## begin RECORD EXCERPTS
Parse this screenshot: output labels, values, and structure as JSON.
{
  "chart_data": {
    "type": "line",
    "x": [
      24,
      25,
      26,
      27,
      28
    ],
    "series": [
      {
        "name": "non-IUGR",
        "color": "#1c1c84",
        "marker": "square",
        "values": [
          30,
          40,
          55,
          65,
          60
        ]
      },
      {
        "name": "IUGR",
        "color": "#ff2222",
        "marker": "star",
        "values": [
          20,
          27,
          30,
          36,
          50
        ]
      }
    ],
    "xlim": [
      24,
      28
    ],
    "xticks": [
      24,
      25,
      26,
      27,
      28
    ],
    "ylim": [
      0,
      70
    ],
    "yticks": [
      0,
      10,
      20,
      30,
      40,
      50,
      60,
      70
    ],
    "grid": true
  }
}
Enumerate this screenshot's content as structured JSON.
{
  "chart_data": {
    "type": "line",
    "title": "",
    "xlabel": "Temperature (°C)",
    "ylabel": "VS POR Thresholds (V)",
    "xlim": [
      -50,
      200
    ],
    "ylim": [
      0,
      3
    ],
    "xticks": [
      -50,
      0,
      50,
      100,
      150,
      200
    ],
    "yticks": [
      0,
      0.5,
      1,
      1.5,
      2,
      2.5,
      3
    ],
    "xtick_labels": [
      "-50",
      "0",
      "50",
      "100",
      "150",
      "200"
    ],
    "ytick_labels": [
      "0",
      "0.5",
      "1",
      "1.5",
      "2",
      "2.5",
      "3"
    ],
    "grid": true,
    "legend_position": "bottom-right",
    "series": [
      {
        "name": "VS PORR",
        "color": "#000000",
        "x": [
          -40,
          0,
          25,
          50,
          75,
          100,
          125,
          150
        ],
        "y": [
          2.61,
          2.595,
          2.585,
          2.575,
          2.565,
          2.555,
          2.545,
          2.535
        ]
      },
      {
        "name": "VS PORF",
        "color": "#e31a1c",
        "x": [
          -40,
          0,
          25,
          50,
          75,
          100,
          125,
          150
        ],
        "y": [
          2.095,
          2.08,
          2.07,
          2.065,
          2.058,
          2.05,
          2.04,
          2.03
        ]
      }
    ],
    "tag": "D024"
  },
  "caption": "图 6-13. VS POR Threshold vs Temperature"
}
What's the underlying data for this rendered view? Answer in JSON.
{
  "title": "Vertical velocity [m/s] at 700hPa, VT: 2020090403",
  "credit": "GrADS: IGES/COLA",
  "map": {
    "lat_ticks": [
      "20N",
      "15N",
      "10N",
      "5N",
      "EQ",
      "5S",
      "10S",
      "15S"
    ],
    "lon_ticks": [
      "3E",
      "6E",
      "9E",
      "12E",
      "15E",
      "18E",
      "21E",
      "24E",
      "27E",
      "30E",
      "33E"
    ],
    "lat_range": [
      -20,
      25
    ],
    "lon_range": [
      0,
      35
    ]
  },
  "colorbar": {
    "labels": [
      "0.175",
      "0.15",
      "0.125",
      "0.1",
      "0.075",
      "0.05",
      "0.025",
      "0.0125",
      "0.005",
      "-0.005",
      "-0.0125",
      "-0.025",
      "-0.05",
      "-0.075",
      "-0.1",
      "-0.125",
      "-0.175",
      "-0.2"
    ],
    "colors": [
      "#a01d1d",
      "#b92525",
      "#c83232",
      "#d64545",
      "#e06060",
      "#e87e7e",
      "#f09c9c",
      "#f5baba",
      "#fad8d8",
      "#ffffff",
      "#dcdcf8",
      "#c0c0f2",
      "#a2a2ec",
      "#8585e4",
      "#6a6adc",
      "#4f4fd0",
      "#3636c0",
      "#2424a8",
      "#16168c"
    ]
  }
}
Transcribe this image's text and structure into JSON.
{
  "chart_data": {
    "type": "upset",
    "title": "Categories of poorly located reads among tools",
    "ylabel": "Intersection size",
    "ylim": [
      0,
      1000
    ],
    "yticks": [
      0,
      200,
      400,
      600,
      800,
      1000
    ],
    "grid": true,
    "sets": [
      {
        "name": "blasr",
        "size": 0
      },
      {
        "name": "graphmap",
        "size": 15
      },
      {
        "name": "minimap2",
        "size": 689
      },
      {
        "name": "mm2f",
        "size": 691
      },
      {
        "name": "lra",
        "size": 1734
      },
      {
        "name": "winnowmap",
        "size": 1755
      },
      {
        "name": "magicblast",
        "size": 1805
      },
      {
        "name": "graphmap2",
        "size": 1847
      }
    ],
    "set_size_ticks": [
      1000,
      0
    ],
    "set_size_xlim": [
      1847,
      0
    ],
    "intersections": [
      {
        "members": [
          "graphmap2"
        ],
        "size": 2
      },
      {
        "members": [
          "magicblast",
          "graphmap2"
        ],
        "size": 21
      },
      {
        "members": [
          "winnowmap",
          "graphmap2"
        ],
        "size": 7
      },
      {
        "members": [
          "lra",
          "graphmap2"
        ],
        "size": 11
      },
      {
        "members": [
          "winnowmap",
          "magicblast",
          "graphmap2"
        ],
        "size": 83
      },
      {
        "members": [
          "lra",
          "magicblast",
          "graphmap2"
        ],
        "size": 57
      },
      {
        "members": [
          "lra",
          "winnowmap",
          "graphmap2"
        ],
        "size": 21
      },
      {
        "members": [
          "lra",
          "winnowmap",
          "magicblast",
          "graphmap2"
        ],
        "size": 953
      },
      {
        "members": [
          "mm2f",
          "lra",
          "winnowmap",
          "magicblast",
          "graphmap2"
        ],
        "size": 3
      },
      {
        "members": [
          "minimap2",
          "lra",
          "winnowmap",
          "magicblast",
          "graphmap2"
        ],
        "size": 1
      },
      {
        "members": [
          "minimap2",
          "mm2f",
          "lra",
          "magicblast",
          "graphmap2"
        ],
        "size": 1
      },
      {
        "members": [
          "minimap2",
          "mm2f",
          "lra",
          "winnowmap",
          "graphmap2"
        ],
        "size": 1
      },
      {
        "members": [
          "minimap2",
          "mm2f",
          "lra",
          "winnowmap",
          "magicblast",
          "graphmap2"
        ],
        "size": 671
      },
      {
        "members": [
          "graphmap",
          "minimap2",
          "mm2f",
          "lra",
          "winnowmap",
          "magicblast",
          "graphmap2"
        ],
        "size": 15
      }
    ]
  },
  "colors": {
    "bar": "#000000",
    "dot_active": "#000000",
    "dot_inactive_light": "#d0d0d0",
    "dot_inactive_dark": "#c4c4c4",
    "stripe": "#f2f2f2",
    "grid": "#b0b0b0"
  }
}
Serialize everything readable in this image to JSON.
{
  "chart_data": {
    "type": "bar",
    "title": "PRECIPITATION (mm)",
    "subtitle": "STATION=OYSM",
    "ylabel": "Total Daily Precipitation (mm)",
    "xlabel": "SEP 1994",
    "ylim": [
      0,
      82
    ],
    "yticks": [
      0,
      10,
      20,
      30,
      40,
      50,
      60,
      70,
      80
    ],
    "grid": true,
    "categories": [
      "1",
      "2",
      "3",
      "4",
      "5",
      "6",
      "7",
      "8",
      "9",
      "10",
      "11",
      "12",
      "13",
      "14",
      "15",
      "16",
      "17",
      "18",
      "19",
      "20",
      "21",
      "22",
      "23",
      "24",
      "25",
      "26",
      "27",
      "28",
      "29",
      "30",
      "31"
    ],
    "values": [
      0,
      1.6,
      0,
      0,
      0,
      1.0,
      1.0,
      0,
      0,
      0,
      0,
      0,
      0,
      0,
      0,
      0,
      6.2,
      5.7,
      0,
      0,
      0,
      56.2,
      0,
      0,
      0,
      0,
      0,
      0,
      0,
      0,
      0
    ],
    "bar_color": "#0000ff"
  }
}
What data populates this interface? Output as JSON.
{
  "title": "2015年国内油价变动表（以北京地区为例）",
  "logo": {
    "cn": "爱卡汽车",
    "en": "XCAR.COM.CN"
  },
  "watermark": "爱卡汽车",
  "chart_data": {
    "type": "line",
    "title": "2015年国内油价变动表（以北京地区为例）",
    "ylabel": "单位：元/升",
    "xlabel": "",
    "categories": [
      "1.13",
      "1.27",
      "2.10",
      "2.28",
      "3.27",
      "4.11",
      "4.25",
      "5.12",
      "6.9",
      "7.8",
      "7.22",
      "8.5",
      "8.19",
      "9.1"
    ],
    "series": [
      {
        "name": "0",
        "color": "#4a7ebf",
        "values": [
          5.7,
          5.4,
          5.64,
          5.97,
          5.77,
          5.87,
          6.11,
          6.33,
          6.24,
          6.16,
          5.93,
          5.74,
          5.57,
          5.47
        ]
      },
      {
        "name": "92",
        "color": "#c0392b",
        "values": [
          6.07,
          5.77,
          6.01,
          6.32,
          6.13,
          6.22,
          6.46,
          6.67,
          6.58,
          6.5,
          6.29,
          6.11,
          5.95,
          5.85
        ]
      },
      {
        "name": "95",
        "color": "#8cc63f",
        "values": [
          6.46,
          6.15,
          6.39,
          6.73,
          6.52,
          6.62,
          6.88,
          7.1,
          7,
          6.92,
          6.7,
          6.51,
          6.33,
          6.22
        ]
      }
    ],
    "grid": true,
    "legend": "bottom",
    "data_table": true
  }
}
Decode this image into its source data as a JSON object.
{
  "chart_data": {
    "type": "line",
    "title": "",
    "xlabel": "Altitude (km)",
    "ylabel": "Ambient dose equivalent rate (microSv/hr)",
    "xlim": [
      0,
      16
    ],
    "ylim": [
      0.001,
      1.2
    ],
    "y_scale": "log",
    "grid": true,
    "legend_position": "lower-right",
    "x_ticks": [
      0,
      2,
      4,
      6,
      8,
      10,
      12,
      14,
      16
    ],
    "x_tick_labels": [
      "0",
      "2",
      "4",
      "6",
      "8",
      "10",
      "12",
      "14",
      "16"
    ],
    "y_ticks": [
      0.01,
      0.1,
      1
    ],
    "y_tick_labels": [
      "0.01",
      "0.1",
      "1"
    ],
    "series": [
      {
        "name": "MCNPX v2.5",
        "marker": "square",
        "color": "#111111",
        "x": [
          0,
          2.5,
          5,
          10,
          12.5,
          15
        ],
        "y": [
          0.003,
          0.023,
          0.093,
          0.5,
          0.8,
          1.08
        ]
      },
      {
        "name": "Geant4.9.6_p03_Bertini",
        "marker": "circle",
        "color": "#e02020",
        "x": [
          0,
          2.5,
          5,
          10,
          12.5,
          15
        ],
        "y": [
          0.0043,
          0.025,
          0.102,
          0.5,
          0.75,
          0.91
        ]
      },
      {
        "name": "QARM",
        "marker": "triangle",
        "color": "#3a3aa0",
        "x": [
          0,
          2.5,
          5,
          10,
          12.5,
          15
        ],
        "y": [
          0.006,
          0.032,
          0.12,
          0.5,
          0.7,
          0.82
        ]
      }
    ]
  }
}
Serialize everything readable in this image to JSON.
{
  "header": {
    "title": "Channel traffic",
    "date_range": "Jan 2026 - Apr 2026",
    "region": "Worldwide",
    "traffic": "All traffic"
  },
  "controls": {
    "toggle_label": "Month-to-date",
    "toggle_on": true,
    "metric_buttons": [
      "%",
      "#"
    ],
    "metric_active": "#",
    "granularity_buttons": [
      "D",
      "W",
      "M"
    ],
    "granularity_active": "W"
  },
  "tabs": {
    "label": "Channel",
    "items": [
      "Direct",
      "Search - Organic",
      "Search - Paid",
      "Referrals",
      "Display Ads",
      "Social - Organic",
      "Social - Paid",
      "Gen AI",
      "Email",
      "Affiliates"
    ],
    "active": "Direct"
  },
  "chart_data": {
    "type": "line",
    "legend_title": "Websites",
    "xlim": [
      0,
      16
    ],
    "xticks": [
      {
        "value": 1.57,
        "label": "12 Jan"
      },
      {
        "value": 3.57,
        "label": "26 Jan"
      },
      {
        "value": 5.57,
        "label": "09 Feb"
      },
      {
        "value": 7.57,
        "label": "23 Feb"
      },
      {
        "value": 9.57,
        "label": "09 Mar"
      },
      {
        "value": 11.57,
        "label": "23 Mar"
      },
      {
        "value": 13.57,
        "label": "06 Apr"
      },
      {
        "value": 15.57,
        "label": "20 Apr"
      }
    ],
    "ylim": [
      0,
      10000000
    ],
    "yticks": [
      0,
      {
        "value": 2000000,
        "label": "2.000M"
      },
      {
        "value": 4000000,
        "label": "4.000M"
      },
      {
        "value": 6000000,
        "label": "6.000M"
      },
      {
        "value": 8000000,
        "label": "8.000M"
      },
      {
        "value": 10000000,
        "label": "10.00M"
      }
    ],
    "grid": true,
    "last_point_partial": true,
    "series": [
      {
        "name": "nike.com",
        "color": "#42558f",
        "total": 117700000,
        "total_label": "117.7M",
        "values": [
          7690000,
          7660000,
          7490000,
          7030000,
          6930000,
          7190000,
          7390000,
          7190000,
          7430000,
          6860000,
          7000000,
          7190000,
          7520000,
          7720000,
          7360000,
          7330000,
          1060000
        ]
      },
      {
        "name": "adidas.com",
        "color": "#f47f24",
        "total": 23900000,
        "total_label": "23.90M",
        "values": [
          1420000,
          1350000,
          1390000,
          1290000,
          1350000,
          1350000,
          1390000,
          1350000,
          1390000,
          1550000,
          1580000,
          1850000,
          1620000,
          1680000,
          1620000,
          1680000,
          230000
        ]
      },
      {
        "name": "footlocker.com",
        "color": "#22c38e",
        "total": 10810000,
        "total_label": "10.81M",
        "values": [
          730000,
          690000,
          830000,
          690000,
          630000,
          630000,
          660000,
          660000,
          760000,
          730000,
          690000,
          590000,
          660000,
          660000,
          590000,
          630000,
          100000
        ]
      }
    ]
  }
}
## end RECORD EXCERPTS
* **WORK TO BE COMPLETED**: In the entries above, find every line with the word "JSON" and list it.

* **RESULT OF THE TASK**:
Parse this screenshot: output labels, values, and structure as JSON.
Enumerate this screenshot's content as structured JSON.
What's the underlying data for this rendered view? Answer in JSON.
Transcribe this image's text and structure into JSON.
Serialize everything readable in this image to JSON.
What data populates this interface? Output as JSON.
Decode this image into its source data as a JSON object.
Serialize everything readable in this image to JSON.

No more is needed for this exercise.